[READING TEXT]
MML 03 — Analytic Geometry

00

Topics We'll Cover

Norms and the unit ball
Inner products — abstract definition
Lengths, distances, angles, Cauchy–Schwarz
Orthonormal bases & Gram–Schmidt
Orthogonal complement
Interactive: orthogonal projection
Projection onto a subspace
Rotations
Inner products on function spaces
Where this lands in Part II
Cheat sheet

01

Norms and the Unit Ball

A norm on a real vector space $V$ is a function $\|\cdot\| : V \to \mathbb{R}_{\ge 0}$ satisfying

Positive definiteness: $\|\mathbf{v}\|=0 \iff \mathbf{v}=\mathbf{0}$;
Absolute homogeneity: $\|\alpha\mathbf{v}\| = |\alpha|\,\|\mathbf{v}\|$;
Triangle inequality: $\|\mathbf{u}+\mathbf{v}\| \le \|\mathbf{u}\| + \|\mathbf{v}\|$.

$\ell^1$ — "Manhattan"

$\|\mathbf{v}\|_1 = \sum_i |v_i|$.

Unit ball: diamond. Encourages sparsity (lasso).

$\ell^2$ — "Euclidean"

$\|\mathbf{v}\|_2 = \sqrt{\sum_i v_i^2}$.

Unit ball: circle. Smooth, rotationally invariant, what an inner product induces.

$\ell^\infty$ — "Chebyshev"

$\|\mathbf{v}\|_\infty = \max_i |v_i|$.

Unit ball: square. Useful for adversarial perturbations and robust ML.

[WRITTEN INSTRUCTION A] Return the passage of the analytic geometry notes starting at "Unit ball: diamond." and ending at "and robust ML.", copied word for word.
The listing that follows the analytic geometry notes has no connection to them.

[RAW DATA]
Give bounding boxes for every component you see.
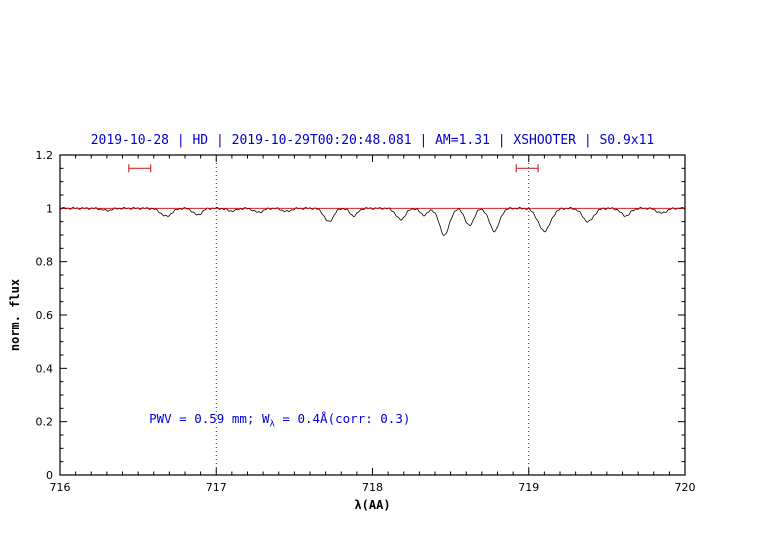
svg-text:718: 718 [362, 481, 383, 494]
x-axis-label: λ(AA) [354, 498, 391, 512]
svg-text:0.8: 0.8 [36, 256, 54, 269]
y-tick-labels: 0 0.2 0.4 0.6 0.8 1 1.2 [36, 149, 54, 482]
svg-text:1.2: 1.2 [36, 149, 54, 162]
axes-border [59, 154, 686, 476]
svg-text:716: 716 [50, 481, 71, 494]
pwv-annotation-subscript: λ [269, 419, 275, 430]
range-marker [515, 164, 539, 173]
svg-text:0.2: 0.2 [36, 416, 54, 429]
pwv-annotation-prefix: PWV = 0.59 mm; W [149, 411, 270, 427]
x-tick-labels: 716 717 718 719 720 [50, 481, 696, 494]
spectrum-line [59, 206, 686, 236]
svg-text:717: 717 [206, 481, 227, 494]
svg-text:719: 719 [518, 481, 539, 494]
range-marker [128, 164, 152, 173]
svg-text:720: 720 [675, 481, 696, 494]
plot-title: 2019-10-28 | HD | 2019-10-29T00:20:48.08… [90, 133, 655, 148]
svg-text:0.4: 0.4 [36, 362, 54, 375]
pwv-annotation-suffix: = 0.4Å(corr: 0.3) [274, 411, 411, 427]
svg-text:0.6: 0.6 [36, 309, 54, 322]
pwv-annotation: PWV = 0.59 mm; Wλ = 0.4Å(corr: 0.3) [149, 411, 410, 430]
svg-text:1: 1 [46, 202, 53, 215]
y-axis-label: norm. flux [8, 278, 22, 352]
svg-text:0: 0 [46, 469, 53, 482]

[WRITTEN INSTRUCTION B] Identify each line of the listing that contains the string "marker", treating uppercase and lowercase as distinct.

[WRITTEN SOLUTION A]
Unit ball: diamond. Encourages sparsity (lasso).

$\ell^2$ — "Euclidean"

$\|\mathbf{v}\|_2 = \sqrt{\sum_i v_i^2}$.

Unit ball: circle. Smooth, rotationally invariant, what an inner product induces.

$\ell^\infty$ — "Chebyshev"

$\|\mathbf{v}\|_\infty = \max_i |v_i|$.

Unit ball: square. Useful for adversarial perturbations and robust ML.

[WRITTEN SOLUTION B]
range-marker [515, 164, 539, 173]
range-marker [128, 164, 152, 173]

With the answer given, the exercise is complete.